- OBJECTIVE
Search the material below for the string "requires" and extract each line that has it.

#####

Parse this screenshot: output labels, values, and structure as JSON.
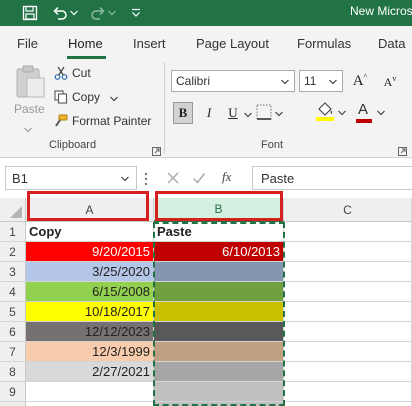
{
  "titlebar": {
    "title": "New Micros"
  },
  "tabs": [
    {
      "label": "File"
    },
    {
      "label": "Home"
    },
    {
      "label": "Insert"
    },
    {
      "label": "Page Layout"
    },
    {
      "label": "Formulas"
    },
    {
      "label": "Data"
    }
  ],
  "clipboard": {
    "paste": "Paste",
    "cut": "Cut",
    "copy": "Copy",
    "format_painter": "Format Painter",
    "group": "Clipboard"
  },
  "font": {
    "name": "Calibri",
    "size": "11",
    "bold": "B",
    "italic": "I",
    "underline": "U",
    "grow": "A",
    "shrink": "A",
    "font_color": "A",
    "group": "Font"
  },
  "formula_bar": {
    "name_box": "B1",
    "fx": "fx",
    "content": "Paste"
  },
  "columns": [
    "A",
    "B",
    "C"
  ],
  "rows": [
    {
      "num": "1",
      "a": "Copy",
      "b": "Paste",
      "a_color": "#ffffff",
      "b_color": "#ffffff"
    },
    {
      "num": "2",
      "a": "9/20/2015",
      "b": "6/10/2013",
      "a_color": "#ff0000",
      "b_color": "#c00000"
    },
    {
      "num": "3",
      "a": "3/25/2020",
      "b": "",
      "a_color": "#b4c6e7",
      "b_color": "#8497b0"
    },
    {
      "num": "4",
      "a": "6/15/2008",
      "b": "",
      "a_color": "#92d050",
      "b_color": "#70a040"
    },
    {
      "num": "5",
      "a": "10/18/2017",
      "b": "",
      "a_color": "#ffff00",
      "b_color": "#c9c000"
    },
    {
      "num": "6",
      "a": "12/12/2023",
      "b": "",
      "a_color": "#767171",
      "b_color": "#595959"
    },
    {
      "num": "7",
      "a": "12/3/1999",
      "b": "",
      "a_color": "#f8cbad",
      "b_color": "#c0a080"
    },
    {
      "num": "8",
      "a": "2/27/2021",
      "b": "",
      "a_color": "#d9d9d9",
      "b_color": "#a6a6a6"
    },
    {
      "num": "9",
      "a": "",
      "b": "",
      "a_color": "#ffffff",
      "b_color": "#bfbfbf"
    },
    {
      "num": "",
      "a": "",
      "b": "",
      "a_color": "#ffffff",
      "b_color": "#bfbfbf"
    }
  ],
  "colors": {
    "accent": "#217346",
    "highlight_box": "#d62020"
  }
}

#####

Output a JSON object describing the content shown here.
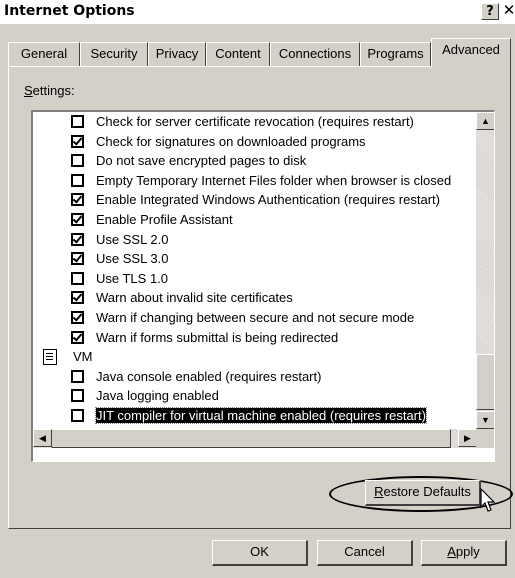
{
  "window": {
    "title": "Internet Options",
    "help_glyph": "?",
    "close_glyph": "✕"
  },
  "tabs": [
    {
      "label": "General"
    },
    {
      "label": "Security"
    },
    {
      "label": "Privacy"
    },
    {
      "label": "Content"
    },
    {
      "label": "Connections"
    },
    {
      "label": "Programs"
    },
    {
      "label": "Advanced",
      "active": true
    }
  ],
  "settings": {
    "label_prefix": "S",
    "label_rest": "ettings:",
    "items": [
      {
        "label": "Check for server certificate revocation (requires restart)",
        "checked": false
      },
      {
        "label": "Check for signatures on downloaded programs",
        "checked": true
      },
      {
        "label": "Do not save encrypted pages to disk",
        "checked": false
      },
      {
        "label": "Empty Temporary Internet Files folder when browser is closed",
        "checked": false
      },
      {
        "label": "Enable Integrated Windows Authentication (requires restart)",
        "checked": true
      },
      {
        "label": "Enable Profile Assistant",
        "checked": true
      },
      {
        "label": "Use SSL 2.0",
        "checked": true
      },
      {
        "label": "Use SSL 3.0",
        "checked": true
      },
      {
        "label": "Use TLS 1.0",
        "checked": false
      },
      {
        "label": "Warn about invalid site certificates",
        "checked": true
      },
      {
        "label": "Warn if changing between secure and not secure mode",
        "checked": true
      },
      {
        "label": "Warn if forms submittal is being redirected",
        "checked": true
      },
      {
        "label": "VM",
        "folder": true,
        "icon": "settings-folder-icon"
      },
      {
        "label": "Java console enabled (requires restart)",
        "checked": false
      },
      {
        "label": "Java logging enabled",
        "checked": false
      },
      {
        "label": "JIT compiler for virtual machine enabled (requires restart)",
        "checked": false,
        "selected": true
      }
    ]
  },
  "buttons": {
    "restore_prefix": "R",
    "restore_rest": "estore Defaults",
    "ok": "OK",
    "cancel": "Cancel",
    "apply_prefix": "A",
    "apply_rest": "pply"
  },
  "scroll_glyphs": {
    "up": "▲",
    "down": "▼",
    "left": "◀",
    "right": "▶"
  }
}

#####

- RESULT OF THIS EXERCISE
        "label": "Check for server certificate revocation (requires restart)",
        "label": "Enable Integrated Windows Authentication (requires restart)",
        "label": "Java console enabled (requires restart)",
        "label": "JIT compiler for virtual machine enabled (requires restart)",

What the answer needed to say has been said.